Entries with figure data:
START
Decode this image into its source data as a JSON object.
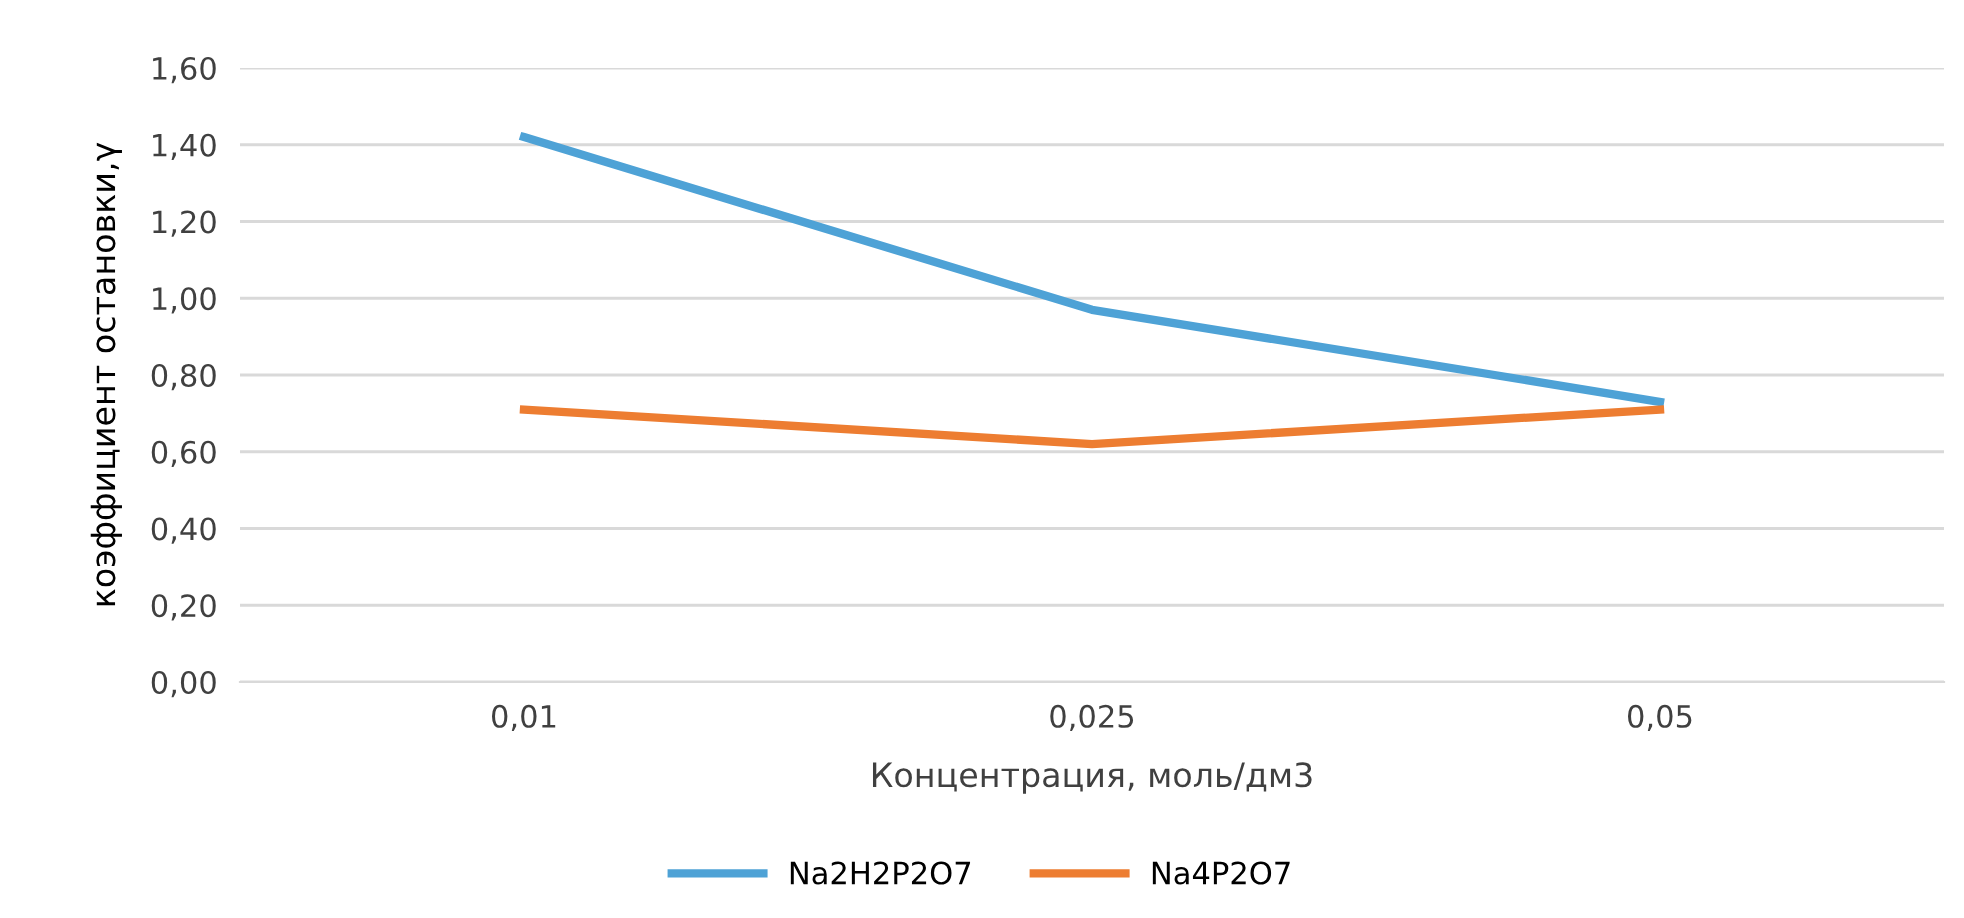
{
  "chart_data": {
    "type": "line",
    "categories": [
      "0,01",
      "0,025",
      "0,05"
    ],
    "xlabel": "Концентрация, моль/дм3",
    "ylabel": "коэффициент остановки,γ",
    "series": [
      {
        "name": "Na2H2P2O7",
        "color": "#4ea2d6",
        "values": [
          1.42,
          0.97,
          0.73
        ]
      },
      {
        "name": "Na4P2O7",
        "color": "#ed7d31",
        "values": [
          0.71,
          0.62,
          0.71
        ]
      }
    ],
    "ylim": [
      0,
      1.6
    ],
    "yticks": [
      {
        "value": 0,
        "label": "0,00"
      },
      {
        "value": 0.2,
        "label": "0,20"
      },
      {
        "value": 0.4,
        "label": "0,40"
      },
      {
        "value": 0.6,
        "label": "0,60"
      },
      {
        "value": 0.8,
        "label": "0,80"
      },
      {
        "value": 1.0,
        "label": "1,00"
      },
      {
        "value": 1.2,
        "label": "1,20"
      },
      {
        "value": 1.4,
        "label": "1,40"
      },
      {
        "value": 1.6,
        "label": "1,60"
      }
    ],
    "grid": "y",
    "legend": "bottom",
    "marker": "none",
    "line_style": "solid"
  }
}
END
Work instructions: Omitting all images, retype each line of the records precisely.

Solution:
Decode this image into its source data as a JSON object.
{
  "chart_data": {
    "type": "line",
    "categories": [
      "0,01",
      "0,025",
      "0,05"
    ],
    "xlabel": "Концентрация, моль/дм3",
    "ylabel": "коэффициент остановки,γ",
    "series": [
      {
        "name": "Na2H2P2O7",
        "color": "#4ea2d6",
        "values": [
          1.42,
          0.97,
          0.73
        ]
      },
      {
        "name": "Na4P2O7",
        "color": "#ed7d31",
        "values": [
          0.71,
          0.62,
          0.71
        ]
      }
    ],
    "ylim": [
      0,
      1.6
    ],
    "yticks": [
      {
        "value": 0,
        "label": "0,00"
      },
      {
        "value": 0.2,
        "label": "0,20"
      },
      {
        "value": 0.4,
        "label": "0,40"
      },
      {
        "value": 0.6,
        "label": "0,60"
      },
      {
        "value": 0.8,
        "label": "0,80"
      },
      {
        "value": 1.0,
        "label": "1,00"
      },
      {
        "value": 1.2,
        "label": "1,20"
      },
      {
        "value": 1.4,
        "label": "1,40"
      },
      {
        "value": 1.6,
        "label": "1,60"
      }
    ],
    "grid": "y",
    "legend": "bottom",
    "marker": "none",
    "line_style": "solid"
  }
}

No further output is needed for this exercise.